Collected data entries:
☆ ☆ ☆ ☆

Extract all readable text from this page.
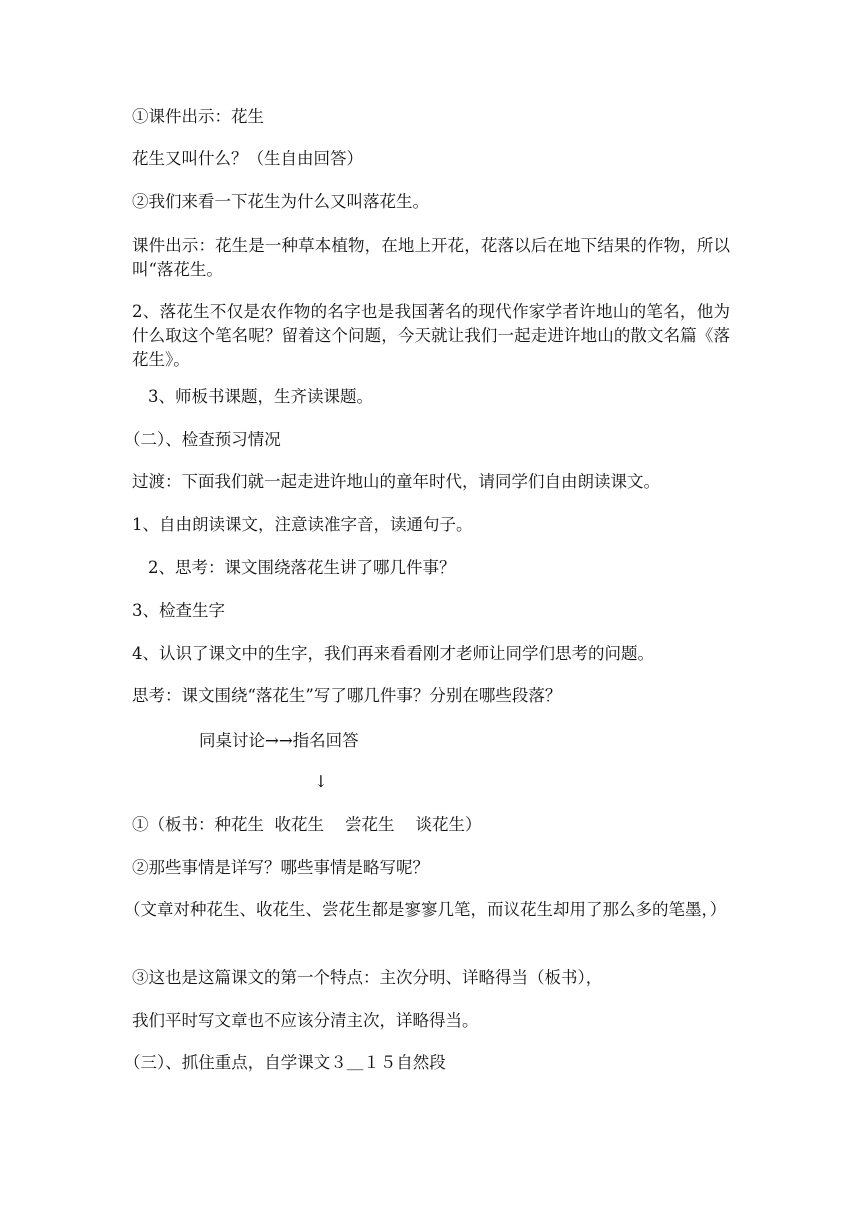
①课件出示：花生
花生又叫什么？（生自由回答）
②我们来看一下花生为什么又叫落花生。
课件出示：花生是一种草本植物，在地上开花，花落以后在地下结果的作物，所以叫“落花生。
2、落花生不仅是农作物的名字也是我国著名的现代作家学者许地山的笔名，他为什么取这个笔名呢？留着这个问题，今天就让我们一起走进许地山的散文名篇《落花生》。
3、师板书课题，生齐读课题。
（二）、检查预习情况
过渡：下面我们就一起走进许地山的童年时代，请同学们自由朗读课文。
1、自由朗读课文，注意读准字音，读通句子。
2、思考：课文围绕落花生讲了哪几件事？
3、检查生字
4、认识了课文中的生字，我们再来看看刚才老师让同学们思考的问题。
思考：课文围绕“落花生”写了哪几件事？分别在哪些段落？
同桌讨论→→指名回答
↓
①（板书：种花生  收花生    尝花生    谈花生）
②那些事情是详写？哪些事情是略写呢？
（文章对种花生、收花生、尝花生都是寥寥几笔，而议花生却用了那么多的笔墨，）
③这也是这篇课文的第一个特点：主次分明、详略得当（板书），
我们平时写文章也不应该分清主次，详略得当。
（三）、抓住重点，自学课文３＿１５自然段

☆ ☆ ☆ ☆

EXERCISE DETAILS ▸ Copy each line in full and exactly, omitting any picture.

RESPONSE TO THE EXERCISE ▸
Extract all readable text from this page.
①课件出示：花生
花生又叫什么？（生自由回答）
②我们来看一下花生为什么又叫落花生。
课件出示：花生是一种草本植物，在地上开花，花落以后在地下结果的作物，所以叫“落花生。
2、落花生不仅是农作物的名字也是我国著名的现代作家学者许地山的笔名，他为什么取这个笔名呢？留着这个问题，今天就让我们一起走进许地山的散文名篇《落花生》。
3、师板书课题，生齐读课题。
（二）、检查预习情况
过渡：下面我们就一起走进许地山的童年时代，请同学们自由朗读课文。
1、自由朗读课文，注意读准字音，读通句子。
2、思考：课文围绕落花生讲了哪几件事？
3、检查生字
4、认识了课文中的生字，我们再来看看刚才老师让同学们思考的问题。
思考：课文围绕“落花生”写了哪几件事？分别在哪些段落？
同桌讨论→→指名回答
↓
①（板书：种花生  收花生    尝花生    谈花生）
②那些事情是详写？哪些事情是略写呢？
（文章对种花生、收花生、尝花生都是寥寥几笔，而议花生却用了那么多的笔墨，）
③这也是这篇课文的第一个特点：主次分明、详略得当（板书），
我们平时写文章也不应该分清主次，详略得当。
（三）、抓住重点，自学课文３＿１５自然段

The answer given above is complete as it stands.